**Collected data**

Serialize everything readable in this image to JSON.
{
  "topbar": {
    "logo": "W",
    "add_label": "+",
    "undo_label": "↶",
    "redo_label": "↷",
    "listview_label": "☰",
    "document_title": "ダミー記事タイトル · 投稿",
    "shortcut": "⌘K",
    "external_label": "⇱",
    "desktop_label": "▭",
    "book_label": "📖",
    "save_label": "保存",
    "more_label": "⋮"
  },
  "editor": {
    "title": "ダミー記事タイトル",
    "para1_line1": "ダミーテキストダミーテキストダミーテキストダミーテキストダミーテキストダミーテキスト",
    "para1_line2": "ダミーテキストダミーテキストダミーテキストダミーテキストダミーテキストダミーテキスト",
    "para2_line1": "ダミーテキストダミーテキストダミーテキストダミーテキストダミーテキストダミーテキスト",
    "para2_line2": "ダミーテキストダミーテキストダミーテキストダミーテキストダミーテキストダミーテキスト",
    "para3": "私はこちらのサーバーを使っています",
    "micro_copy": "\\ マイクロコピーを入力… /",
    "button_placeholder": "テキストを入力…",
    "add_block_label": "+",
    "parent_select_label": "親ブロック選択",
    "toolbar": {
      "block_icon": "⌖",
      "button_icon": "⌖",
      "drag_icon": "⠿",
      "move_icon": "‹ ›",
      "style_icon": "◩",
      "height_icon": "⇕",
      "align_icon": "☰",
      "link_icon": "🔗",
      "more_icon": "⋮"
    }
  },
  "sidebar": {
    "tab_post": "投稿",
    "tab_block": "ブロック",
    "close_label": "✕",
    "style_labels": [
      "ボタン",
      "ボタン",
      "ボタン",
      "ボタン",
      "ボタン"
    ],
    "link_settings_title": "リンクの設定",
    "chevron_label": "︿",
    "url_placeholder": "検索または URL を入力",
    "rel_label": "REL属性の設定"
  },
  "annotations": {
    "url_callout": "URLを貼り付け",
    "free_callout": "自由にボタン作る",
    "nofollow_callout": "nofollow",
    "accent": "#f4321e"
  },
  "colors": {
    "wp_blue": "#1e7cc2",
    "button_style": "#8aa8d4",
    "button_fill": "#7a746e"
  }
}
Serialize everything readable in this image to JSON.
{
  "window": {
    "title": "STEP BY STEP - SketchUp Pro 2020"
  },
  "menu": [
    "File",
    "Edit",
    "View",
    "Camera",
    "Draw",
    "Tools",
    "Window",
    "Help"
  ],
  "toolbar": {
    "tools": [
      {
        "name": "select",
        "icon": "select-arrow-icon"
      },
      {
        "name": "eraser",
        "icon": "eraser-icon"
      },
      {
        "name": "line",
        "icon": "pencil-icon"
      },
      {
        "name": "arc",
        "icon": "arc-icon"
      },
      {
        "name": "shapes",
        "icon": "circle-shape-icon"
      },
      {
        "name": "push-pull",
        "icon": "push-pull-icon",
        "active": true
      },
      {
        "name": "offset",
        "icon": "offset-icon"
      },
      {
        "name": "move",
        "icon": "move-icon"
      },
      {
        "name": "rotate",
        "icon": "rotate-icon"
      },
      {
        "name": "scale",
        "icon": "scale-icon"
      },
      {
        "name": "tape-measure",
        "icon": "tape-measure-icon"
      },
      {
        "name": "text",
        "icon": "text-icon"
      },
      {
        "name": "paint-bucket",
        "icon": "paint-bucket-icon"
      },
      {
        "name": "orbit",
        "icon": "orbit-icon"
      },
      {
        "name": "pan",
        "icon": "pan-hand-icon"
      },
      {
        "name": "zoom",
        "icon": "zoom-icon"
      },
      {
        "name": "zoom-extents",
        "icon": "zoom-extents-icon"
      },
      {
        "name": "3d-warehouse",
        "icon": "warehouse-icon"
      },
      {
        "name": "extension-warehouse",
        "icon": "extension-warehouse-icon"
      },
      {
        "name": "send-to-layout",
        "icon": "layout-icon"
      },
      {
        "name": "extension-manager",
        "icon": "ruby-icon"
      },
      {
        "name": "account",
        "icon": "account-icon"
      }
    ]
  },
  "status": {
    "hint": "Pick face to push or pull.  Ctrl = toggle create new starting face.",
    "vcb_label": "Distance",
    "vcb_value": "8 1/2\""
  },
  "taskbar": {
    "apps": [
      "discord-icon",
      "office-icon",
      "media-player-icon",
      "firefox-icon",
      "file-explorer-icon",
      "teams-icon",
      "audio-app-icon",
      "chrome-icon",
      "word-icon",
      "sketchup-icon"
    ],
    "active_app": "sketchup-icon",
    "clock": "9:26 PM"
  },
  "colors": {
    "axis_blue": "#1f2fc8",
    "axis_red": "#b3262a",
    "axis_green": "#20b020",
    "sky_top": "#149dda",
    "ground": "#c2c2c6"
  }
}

**Objective**
Transcribe every entry exactly.

**Response to this exercise**
Serialize everything readable in this image to JSON.
{
  "topbar": {
    "logo": "W",
    "add_label": "+",
    "undo_label": "↶",
    "redo_label": "↷",
    "listview_label": "☰",
    "document_title": "ダミー記事タイトル · 投稿",
    "shortcut": "⌘K",
    "external_label": "⇱",
    "desktop_label": "▭",
    "book_label": "📖",
    "save_label": "保存",
    "more_label": "⋮"
  },
  "editor": {
    "title": "ダミー記事タイトル",
    "para1_line1": "ダミーテキストダミーテキストダミーテキストダミーテキストダミーテキストダミーテキスト",
    "para1_line2": "ダミーテキストダミーテキストダミーテキストダミーテキストダミーテキストダミーテキスト",
    "para2_line1": "ダミーテキストダミーテキストダミーテキストダミーテキストダミーテキストダミーテキスト",
    "para2_line2": "ダミーテキストダミーテキストダミーテキストダミーテキストダミーテキストダミーテキスト",
    "para3": "私はこちらのサーバーを使っています",
    "micro_copy": "\\ マイクロコピーを入力… /",
    "button_placeholder": "テキストを入力…",
    "add_block_label": "+",
    "parent_select_label": "親ブロック選択",
    "toolbar": {
      "block_icon": "⌖",
      "button_icon": "⌖",
      "drag_icon": "⠿",
      "move_icon": "‹ ›",
      "style_icon": "◩",
      "height_icon": "⇕",
      "align_icon": "☰",
      "link_icon": "🔗",
      "more_icon": "⋮"
    }
  },
  "sidebar": {
    "tab_post": "投稿",
    "tab_block": "ブロック",
    "close_label": "✕",
    "style_labels": [
      "ボタン",
      "ボタン",
      "ボタン",
      "ボタン",
      "ボタン"
    ],
    "link_settings_title": "リンクの設定",
    "chevron_label": "︿",
    "url_placeholder": "検索または URL を入力",
    "rel_label": "REL属性の設定"
  },
  "annotations": {
    "url_callout": "URLを貼り付け",
    "free_callout": "自由にボタン作る",
    "nofollow_callout": "nofollow",
    "accent": "#f4321e"
  },
  "colors": {
    "wp_blue": "#1e7cc2",
    "button_style": "#8aa8d4",
    "button_fill": "#7a746e"
  }
}
Serialize everything readable in this image to JSON.
{
  "window": {
    "title": "STEP BY STEP - SketchUp Pro 2020"
  },
  "menu": [
    "File",
    "Edit",
    "View",
    "Camera",
    "Draw",
    "Tools",
    "Window",
    "Help"
  ],
  "toolbar": {
    "tools": [
      {
        "name": "select",
        "icon": "select-arrow-icon"
      },
      {
        "name": "eraser",
        "icon": "eraser-icon"
      },
      {
        "name": "line",
        "icon": "pencil-icon"
      },
      {
        "name": "arc",
        "icon": "arc-icon"
      },
      {
        "name": "shapes",
        "icon": "circle-shape-icon"
      },
      {
        "name": "push-pull",
        "icon": "push-pull-icon",
        "active": true
      },
      {
        "name": "offset",
        "icon": "offset-icon"
      },
      {
        "name": "move",
        "icon": "move-icon"
      },
      {
        "name": "rotate",
        "icon": "rotate-icon"
      },
      {
        "name": "scale",
        "icon": "scale-icon"
      },
      {
        "name": "tape-measure",
        "icon": "tape-measure-icon"
      },
      {
        "name": "text",
        "icon": "text-icon"
      },
      {
        "name": "paint-bucket",
        "icon": "paint-bucket-icon"
      },
      {
        "name": "orbit",
        "icon": "orbit-icon"
      },
      {
        "name": "pan",
        "icon": "pan-hand-icon"
      },
      {
        "name": "zoom",
        "icon": "zoom-icon"
      },
      {
        "name": "zoom-extents",
        "icon": "zoom-extents-icon"
      },
      {
        "name": "3d-warehouse",
        "icon": "warehouse-icon"
      },
      {
        "name": "extension-warehouse",
        "icon": "extension-warehouse-icon"
      },
      {
        "name": "send-to-layout",
        "icon": "layout-icon"
      },
      {
        "name": "extension-manager",
        "icon": "ruby-icon"
      },
      {
        "name": "account",
        "icon": "account-icon"
      }
    ]
  },
  "status": {
    "hint": "Pick face to push or pull.  Ctrl = toggle create new starting face.",
    "vcb_label": "Distance",
    "vcb_value": "8 1/2\""
  },
  "taskbar": {
    "apps": [
      "discord-icon",
      "office-icon",
      "media-player-icon",
      "firefox-icon",
      "file-explorer-icon",
      "teams-icon",
      "audio-app-icon",
      "chrome-icon",
      "word-icon",
      "sketchup-icon"
    ],
    "active_app": "sketchup-icon",
    "clock": "9:26 PM"
  },
  "colors": {
    "axis_blue": "#1f2fc8",
    "axis_red": "#b3262a",
    "axis_green": "#20b020",
    "sky_top": "#149dda",
    "ground": "#c2c2c6"
  }
}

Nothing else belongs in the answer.